(Given passage)
WCTM-FM and WCTM

Eaton, Ohio; United States;
- Broadcast area: Eaton and Preble County, plus Dayton and Richmond area
- Frequencies: WCTM-FM: 92.9 MHz (1959–1974, now WGTZ); WCTM: 1130 kHz (1981–2004, now WEDI);
- Branding: Radio Ranch 1130 WCTM

Programming
- Format: Community radio; beautiful music with middle of the road, adult standards, big band and occasional soft adult contemporary;
- Affiliations: Mutual Broadcasting System; CNN Radio; Agri Broadcasting Network; Brownfield Network; Ohio News Network; Sports Ohio Network; Motor Racing Network; Performance Racing Network; USA Radio Network;

Ownership
- Owner: Stanley T. Coning; (Western Ohio Broadcasting Service Inc.);

History
- Call sign meaning: Waring Coning Toney Markle (four partners in original FM owners)_

Technical information
- Power: WCTM: 250 watts, daytime (AM);
- ERP: WCTM-FM: 25,000 watts (FM);

= WCTM =

WCTM were the call letters assigned to an FM radio station, and later an AM station, both licensed to Eaton, Preble County, Ohio, United States.

==WCTM-FM==
WCTM (92.9 FM) was originally a station built by Stan Coning and three partners organized as Western Ohio Broadcasting Service, in 1959. The station's call letters came from the partners in the venture: Ralph Waring, Stan Coning, Howard Toney, and T. Somers Markle. The first tower for the FM station was purchased from WLW, and was 150 m tall. The tower was originally three separate 50 m AM tower/antennas, which had been used by WLW as part of a directional antenna to limit, toward Canada, its 500 kilowatt signal allowed during the 1930s and 1940, to the equivalent of 50 kilowatts. The station aired an "easy listening/beautiful music" format. The original FM station's studios, transmitter and tower were located at 505 North Barron Street in Eaton where Coning beforehand originally owned an appliance service business. For a time in the early-to-mid-1960s, WCTM was on the Cincinnati Reds Baseball Network and also aired play-by-play of area high school football and basketball games. In the 1960s, the station provided news and features from Eaton, Preble County and the surrounding area and also aired news and programming from the Mutual Broadcasting System.

(Tasks to complete)
**a.** Print the part of the WCTM article that opens with the words containing "Technical information" and closes with "Ohio, United States.", copied word for word.
**b.** Please sum up the WCTM article in two sentences.

(Dataset extract)

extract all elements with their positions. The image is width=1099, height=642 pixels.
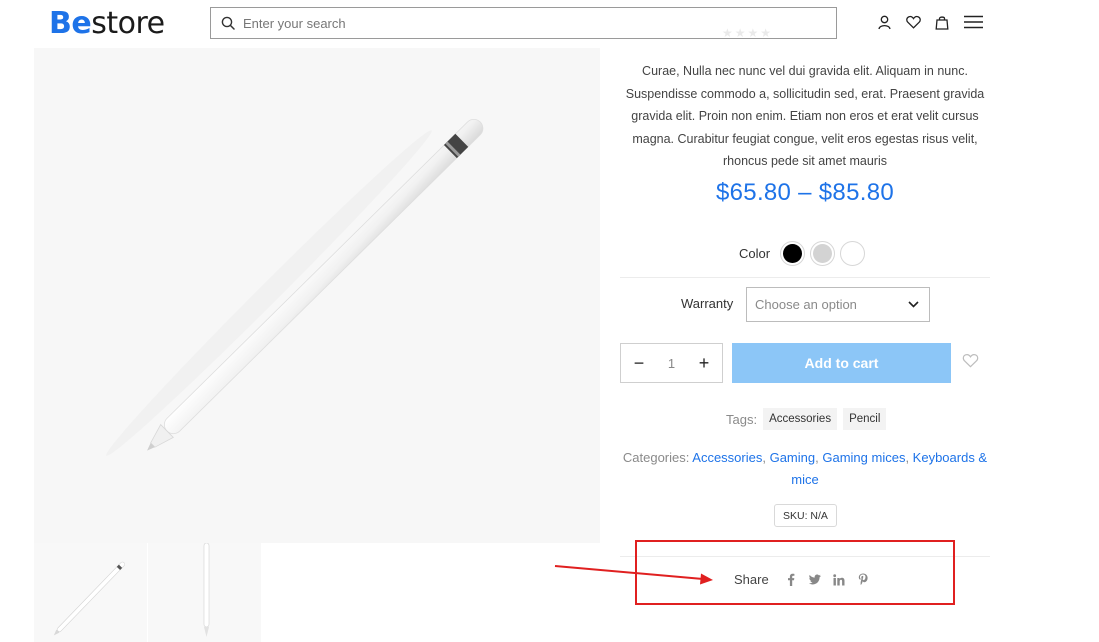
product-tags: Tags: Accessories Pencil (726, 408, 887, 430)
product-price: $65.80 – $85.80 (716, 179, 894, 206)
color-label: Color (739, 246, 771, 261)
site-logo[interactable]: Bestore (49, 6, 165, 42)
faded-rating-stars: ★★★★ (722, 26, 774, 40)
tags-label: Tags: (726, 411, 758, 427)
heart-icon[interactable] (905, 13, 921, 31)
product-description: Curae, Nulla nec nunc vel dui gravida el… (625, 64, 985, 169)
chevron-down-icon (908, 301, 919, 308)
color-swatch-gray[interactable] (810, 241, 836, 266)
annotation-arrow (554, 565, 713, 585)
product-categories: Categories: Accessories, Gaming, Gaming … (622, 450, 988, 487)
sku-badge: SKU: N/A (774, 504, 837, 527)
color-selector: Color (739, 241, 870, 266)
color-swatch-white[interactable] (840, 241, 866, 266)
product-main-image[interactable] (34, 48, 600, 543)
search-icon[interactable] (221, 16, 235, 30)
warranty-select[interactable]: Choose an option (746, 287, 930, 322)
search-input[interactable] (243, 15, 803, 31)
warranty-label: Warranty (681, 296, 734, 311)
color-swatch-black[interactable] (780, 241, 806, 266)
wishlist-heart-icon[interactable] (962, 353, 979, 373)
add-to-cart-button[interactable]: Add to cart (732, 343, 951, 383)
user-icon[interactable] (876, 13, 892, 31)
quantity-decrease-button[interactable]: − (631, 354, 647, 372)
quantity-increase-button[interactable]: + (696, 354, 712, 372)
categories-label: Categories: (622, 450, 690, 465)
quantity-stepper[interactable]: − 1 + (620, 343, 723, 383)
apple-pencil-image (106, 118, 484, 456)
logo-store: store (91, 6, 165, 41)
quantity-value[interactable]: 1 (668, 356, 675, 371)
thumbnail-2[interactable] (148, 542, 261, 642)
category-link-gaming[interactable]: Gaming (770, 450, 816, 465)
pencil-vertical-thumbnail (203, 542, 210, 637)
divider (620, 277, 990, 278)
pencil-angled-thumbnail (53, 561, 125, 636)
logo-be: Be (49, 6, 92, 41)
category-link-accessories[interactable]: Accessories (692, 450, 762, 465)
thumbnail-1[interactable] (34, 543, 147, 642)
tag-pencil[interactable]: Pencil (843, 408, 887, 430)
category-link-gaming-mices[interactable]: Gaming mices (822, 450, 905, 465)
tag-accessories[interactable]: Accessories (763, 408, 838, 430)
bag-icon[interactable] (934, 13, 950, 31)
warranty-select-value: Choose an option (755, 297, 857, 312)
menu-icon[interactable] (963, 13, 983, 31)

--

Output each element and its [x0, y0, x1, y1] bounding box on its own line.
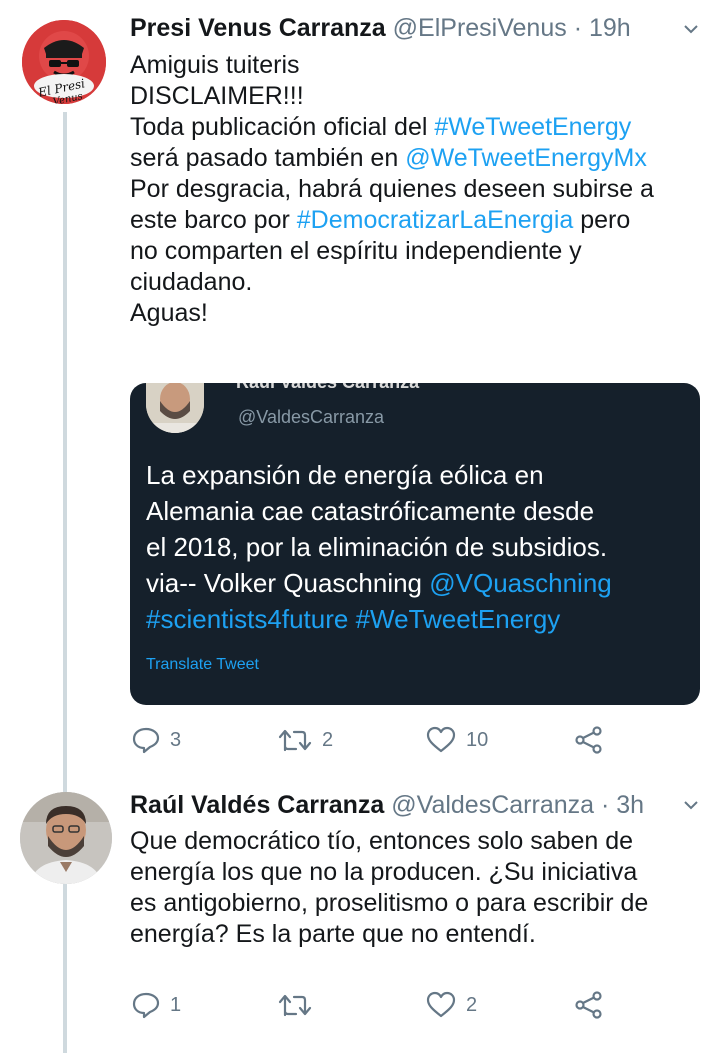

(Responses per task)
**a.**
Technical information
- Power: WCTM: 250 watts, daytime (AM);
- ERP: WCTM-FM: 25,000 watts (FM);

= WCTM =

WCTM were the call letters assigned to an FM radio station, and later an AM station, both licensed to Eaton, Preble County, Ohio, United States.

**b.** WCTM was the call sign of an FM station and later an AM station, both licensed to Eaton in Preble County, Ohio. The FM station at 92.9 was built in 1959 by Stan Coning and three partners, whose surnames gave it its call letters, and it aired an easy listening/beautiful music format along with area news, high school sports and Mutual Broadcasting System programming.